## Exercise directions
Write out every record in full, exactly as written, please.

## Records to process
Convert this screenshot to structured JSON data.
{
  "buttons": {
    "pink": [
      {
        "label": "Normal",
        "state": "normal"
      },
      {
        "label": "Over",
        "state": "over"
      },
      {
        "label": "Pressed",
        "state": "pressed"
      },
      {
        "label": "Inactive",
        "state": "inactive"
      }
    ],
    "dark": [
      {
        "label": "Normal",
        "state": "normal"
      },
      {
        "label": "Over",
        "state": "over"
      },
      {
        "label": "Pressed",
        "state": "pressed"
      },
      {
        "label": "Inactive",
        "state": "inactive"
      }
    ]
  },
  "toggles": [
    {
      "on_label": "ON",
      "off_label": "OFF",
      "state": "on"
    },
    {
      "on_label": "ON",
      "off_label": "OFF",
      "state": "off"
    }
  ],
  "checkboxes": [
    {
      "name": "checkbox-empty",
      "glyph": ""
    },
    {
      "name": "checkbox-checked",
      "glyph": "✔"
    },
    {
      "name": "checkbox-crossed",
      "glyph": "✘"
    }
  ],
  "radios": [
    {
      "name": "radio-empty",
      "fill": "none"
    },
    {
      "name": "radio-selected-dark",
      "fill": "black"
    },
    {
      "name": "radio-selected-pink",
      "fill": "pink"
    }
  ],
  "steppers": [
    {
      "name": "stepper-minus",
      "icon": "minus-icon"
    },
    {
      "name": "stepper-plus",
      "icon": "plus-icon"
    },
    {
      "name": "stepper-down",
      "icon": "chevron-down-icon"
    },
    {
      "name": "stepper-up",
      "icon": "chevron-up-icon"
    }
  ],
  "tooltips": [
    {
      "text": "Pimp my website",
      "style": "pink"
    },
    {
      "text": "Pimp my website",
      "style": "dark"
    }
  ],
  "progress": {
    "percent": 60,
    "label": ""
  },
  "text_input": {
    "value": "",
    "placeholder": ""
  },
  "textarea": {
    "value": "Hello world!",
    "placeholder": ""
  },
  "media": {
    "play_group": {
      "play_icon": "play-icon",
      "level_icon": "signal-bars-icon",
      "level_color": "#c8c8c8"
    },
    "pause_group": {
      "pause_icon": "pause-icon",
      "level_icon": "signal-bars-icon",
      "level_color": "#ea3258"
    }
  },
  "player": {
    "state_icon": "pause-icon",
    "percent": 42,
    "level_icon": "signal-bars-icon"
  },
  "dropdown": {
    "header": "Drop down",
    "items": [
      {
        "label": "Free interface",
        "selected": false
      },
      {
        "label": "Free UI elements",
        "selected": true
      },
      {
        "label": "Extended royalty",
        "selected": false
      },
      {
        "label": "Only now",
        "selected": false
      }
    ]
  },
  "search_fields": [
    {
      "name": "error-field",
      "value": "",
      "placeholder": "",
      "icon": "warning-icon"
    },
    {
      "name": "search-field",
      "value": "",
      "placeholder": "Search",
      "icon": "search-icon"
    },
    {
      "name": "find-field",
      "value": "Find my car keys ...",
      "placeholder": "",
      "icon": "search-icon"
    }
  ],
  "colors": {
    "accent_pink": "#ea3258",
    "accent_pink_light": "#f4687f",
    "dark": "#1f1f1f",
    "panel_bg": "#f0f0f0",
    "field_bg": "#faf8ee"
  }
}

## Final answer
Convert this screenshot to structured JSON data.
{
  "buttons": {
    "pink": [
      {
        "label": "Normal",
        "state": "normal"
      },
      {
        "label": "Over",
        "state": "over"
      },
      {
        "label": "Pressed",
        "state": "pressed"
      },
      {
        "label": "Inactive",
        "state": "inactive"
      }
    ],
    "dark": [
      {
        "label": "Normal",
        "state": "normal"
      },
      {
        "label": "Over",
        "state": "over"
      },
      {
        "label": "Pressed",
        "state": "pressed"
      },
      {
        "label": "Inactive",
        "state": "inactive"
      }
    ]
  },
  "toggles": [
    {
      "on_label": "ON",
      "off_label": "OFF",
      "state": "on"
    },
    {
      "on_label": "ON",
      "off_label": "OFF",
      "state": "off"
    }
  ],
  "checkboxes": [
    {
      "name": "checkbox-empty",
      "glyph": ""
    },
    {
      "name": "checkbox-checked",
      "glyph": "✔"
    },
    {
      "name": "checkbox-crossed",
      "glyph": "✘"
    }
  ],
  "radios": [
    {
      "name": "radio-empty",
      "fill": "none"
    },
    {
      "name": "radio-selected-dark",
      "fill": "black"
    },
    {
      "name": "radio-selected-pink",
      "fill": "pink"
    }
  ],
  "steppers": [
    {
      "name": "stepper-minus",
      "icon": "minus-icon"
    },
    {
      "name": "stepper-plus",
      "icon": "plus-icon"
    },
    {
      "name": "stepper-down",
      "icon": "chevron-down-icon"
    },
    {
      "name": "stepper-up",
      "icon": "chevron-up-icon"
    }
  ],
  "tooltips": [
    {
      "text": "Pimp my website",
      "style": "pink"
    },
    {
      "text": "Pimp my website",
      "style": "dark"
    }
  ],
  "progress": {
    "percent": 60,
    "label": ""
  },
  "text_input": {
    "value": "",
    "placeholder": ""
  },
  "textarea": {
    "value": "Hello world!",
    "placeholder": ""
  },
  "media": {
    "play_group": {
      "play_icon": "play-icon",
      "level_icon": "signal-bars-icon",
      "level_color": "#c8c8c8"
    },
    "pause_group": {
      "pause_icon": "pause-icon",
      "level_icon": "signal-bars-icon",
      "level_color": "#ea3258"
    }
  },
  "player": {
    "state_icon": "pause-icon",
    "percent": 42,
    "level_icon": "signal-bars-icon"
  },
  "dropdown": {
    "header": "Drop down",
    "items": [
      {
        "label": "Free interface",
        "selected": false
      },
      {
        "label": "Free UI elements",
        "selected": true
      },
      {
        "label": "Extended royalty",
        "selected": false
      },
      {
        "label": "Only now",
        "selected": false
      }
    ]
  },
  "search_fields": [
    {
      "name": "error-field",
      "value": "",
      "placeholder": "",
      "icon": "warning-icon"
    },
    {
      "name": "search-field",
      "value": "",
      "placeholder": "Search",
      "icon": "search-icon"
    },
    {
      "name": "find-field",
      "value": "Find my car keys ...",
      "placeholder": "",
      "icon": "search-icon"
    }
  ],
  "colors": {
    "accent_pink": "#ea3258",
    "accent_pink_light": "#f4687f",
    "dark": "#1f1f1f",
    "panel_bg": "#f0f0f0",
    "field_bg": "#faf8ee"
  }
}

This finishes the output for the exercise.